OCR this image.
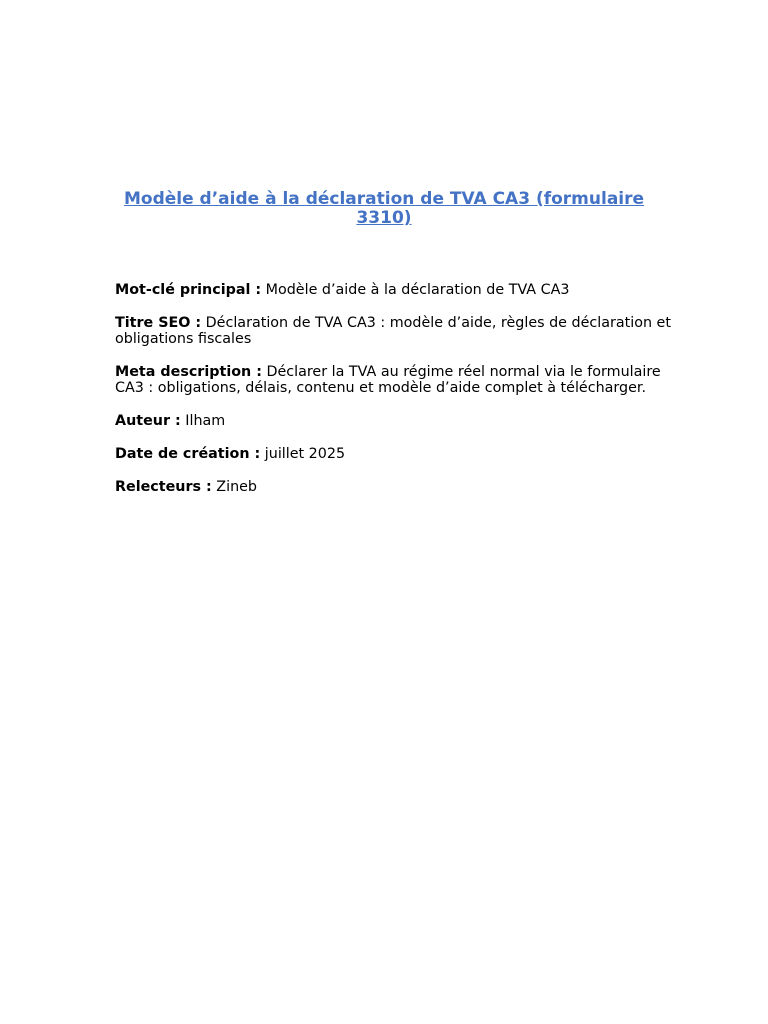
Modèle d’aide à la déclaration de TVA CA3 (formulaire 3310)

Mot-clé principal : Modèle d’aide à la déclaration de TVA CA3

Titre SEO : Déclaration de TVA CA3 : modèle d’aide, règles de déclaration et obligations fiscales

Meta description : Déclarer la TVA au régime réel normal via le formulaire CA3 : obligations, délais, contenu et modèle d’aide complet à télécharger.

Auteur : Ilham

Date de création : juillet 2025

Relecteurs : Zineb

### TO DO
Omit the pictures and restate the rest of the records verbatim.

### FINISHED EXERCISE
OCR this image.
Modèle d’aide à la déclaration de TVA CA3 (formulaire 3310)

Mot-clé principal : Modèle d’aide à la déclaration de TVA CA3

Titre SEO : Déclaration de TVA CA3 : modèle d’aide, règles de déclaration et obligations fiscales

Meta description : Déclarer la TVA au régime réel normal via le formulaire CA3 : obligations, délais, contenu et modèle d’aide complet à télécharger.

Auteur : Ilham

Date de création : juillet 2025

Relecteurs : Zineb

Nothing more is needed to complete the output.